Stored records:
----

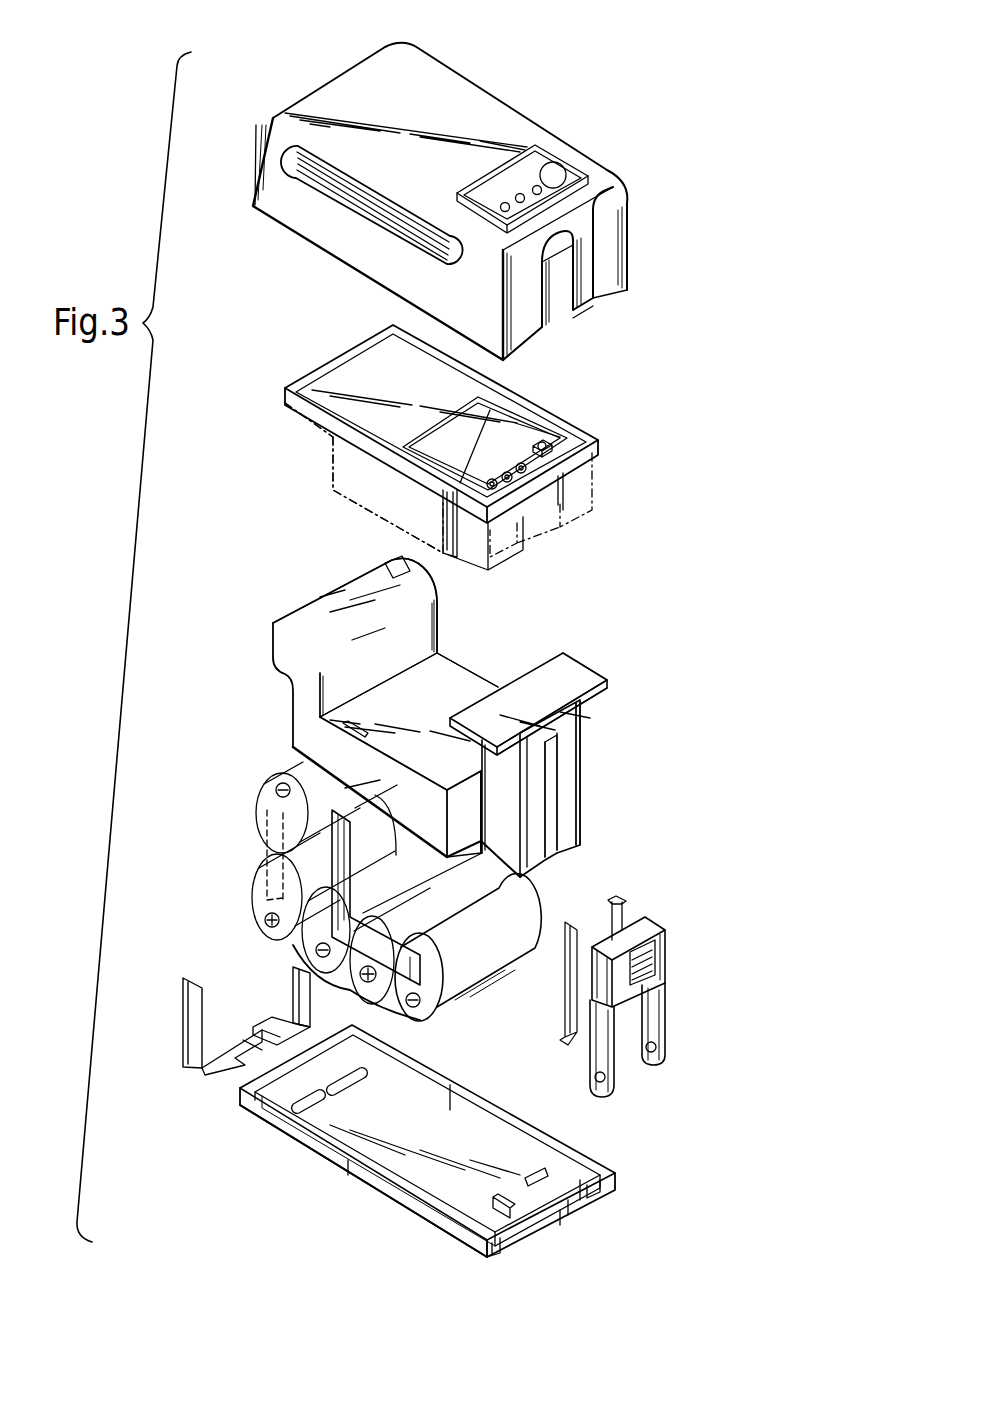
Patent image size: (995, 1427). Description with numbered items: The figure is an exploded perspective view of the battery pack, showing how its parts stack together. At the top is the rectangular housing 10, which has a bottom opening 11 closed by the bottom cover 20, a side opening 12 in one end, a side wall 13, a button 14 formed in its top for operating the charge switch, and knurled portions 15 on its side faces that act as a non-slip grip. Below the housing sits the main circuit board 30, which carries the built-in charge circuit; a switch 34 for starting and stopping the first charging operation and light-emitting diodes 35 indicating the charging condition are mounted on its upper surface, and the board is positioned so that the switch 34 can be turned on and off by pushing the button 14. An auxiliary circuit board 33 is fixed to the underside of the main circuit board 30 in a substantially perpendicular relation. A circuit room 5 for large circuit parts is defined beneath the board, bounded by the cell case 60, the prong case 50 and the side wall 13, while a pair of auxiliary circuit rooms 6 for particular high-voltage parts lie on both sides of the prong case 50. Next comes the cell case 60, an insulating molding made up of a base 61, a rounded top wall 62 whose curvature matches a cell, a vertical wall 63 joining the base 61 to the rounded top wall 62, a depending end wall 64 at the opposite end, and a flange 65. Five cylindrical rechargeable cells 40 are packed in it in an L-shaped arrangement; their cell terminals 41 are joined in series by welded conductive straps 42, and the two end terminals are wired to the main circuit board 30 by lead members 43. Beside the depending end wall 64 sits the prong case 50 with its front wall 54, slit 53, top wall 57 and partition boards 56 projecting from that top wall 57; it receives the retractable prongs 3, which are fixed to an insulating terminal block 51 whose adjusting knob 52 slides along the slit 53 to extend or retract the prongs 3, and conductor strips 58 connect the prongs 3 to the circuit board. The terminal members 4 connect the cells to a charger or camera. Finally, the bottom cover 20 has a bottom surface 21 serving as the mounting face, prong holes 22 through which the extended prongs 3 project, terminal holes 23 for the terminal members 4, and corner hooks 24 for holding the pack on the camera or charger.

The retractable prongs 3 is at (665, 1022).
The terminal members 4 is at (290, 987).
The circuit room 5 is at (343, 472).
The auxiliary circuit rooms 6 is at (588, 467).
The housing 10 is at (448, 85).
The bottom opening 11 is at (255, 228).
The side opening 12 is at (568, 272).
The side wall 13 is at (475, 298).
The button 14 is at (556, 170).
The knurled portions 15 is at (360, 200).
The bottom cover 20 is at (367, 1183).
The bottom surface 21 is at (402, 1215).
The prong holes 22 is at (493, 1202).
The terminal holes 23 is at (337, 1093).
The hooks 24 is at (492, 1258).
The main circuit board 30 is at (353, 378).
The auxiliary circuit board 33 is at (448, 503).
The switch 34 is at (548, 448).
The light-emitting diodes 35 is at (508, 480).
The rechargeable cells 40 is at (313, 942).
The cell terminals 41 is at (257, 905).
The conductive straps 42 is at (255, 873).
The lead members 43 is at (338, 848).
The prong case 50 is at (553, 668).
The terminal block 51 is at (658, 938).
The adjusting knob 52 is at (655, 967).
The slit 53 is at (548, 778).
The front wall 54 is at (563, 805).
The partition boards 56 is at (583, 675).
The top wall 57 is at (563, 700).
The conductor strips 58 is at (622, 907).
The cell case 60 is at (398, 698).
The base 61 is at (450, 665).
The rounded top wall 62 is at (310, 620).
The vertical wall 63 is at (352, 675).
The depending end wall 64 is at (467, 807).
The flange 65 is at (368, 783).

----

### [What this task involves]
Reproduce all of the data exactly; the pictures do not belong in the copy.

### [Completed task]
Patent image size: (995, 1427). Description with numbered items: The figure is an exploded perspective view of the battery pack, showing how its parts stack together. At the top is the rectangular housing 10, which has a bottom opening 11 closed by the bottom cover 20, a side opening 12 in one end, a side wall 13, a button 14 formed in its top for operating the charge switch, and knurled portions 15 on its side faces that act as a non-slip grip. Below the housing sits the main circuit board 30, which carries the built-in charge circuit; a switch 34 for starting and stopping the first charging operation and light-emitting diodes 35 indicating the charging condition are mounted on its upper surface, and the board is positioned so that the switch 34 can be turned on and off by pushing the button 14. An auxiliary circuit board 33 is fixed to the underside of the main circuit board 30 in a substantially perpendicular relation. A circuit room 5 for large circuit parts is defined beneath the board, bounded by the cell case 60, the prong case 50 and the side wall 13, while a pair of auxiliary circuit rooms 6 for particular high-voltage parts lie on both sides of the prong case 50. Next comes the cell case 60, an insulating molding made up of a base 61, a rounded top wall 62 whose curvature matches a cell, a vertical wall 63 joining the base 61 to the rounded top wall 62, a depending end wall 64 at the opposite end, and a flange 65. Five cylindrical rechargeable cells 40 are packed in it in an L-shaped arrangement; their cell terminals 41 are joined in series by welded conductive straps 42, and the two end terminals are wired to the main circuit board 30 by lead members 43. Beside the depending end wall 64 sits the prong case 50 with its front wall 54, slit 53, top wall 57 and partition boards 56 projecting from that top wall 57; it receives the retractable prongs 3, which are fixed to an insulating terminal block 51 whose adjusting knob 52 slides along the slit 53 to extend or retract the prongs 3, and conductor strips 58 connect the prongs 3 to the circuit board. The terminal members 4 connect the cells to a charger or camera. Finally, the bottom cover 20 has a bottom surface 21 serving as the mounting face, prong holes 22 through which the extended prongs 3 project, terminal holes 23 for the terminal members 4, and corner hooks 24 for holding the pack on the camera or charger.

The retractable prongs 3 is at (665, 1022).
The terminal members 4 is at (290, 987).
The circuit room 5 is at (343, 472).
The auxiliary circuit rooms 6 is at (588, 467).
The housing 10 is at (448, 85).
The bottom opening 11 is at (255, 228).
The side opening 12 is at (568, 272).
The side wall 13 is at (475, 298).
The button 14 is at (556, 170).
The knurled portions 15 is at (360, 200).
The bottom cover 20 is at (367, 1183).
The bottom surface 21 is at (402, 1215).
The prong holes 22 is at (493, 1202).
The terminal holes 23 is at (337, 1093).
The hooks 24 is at (492, 1258).
The main circuit board 30 is at (353, 378).
The auxiliary circuit board 33 is at (448, 503).
The switch 34 is at (548, 448).
The light-emitting diodes 35 is at (508, 480).
The rechargeable cells 40 is at (313, 942).
The cell terminals 41 is at (257, 905).
The conductive straps 42 is at (255, 873).
The lead members 43 is at (338, 848).
The prong case 50 is at (553, 668).
The terminal block 51 is at (658, 938).
The adjusting knob 52 is at (655, 967).
The slit 53 is at (548, 778).
The front wall 54 is at (563, 805).
The partition boards 56 is at (583, 675).
The top wall 57 is at (563, 700).
The conductor strips 58 is at (622, 907).
The cell case 60 is at (398, 698).
The base 61 is at (450, 665).
The rounded top wall 62 is at (310, 620).
The vertical wall 63 is at (352, 675).
The depending end wall 64 is at (467, 807).
The flange 65 is at (368, 783).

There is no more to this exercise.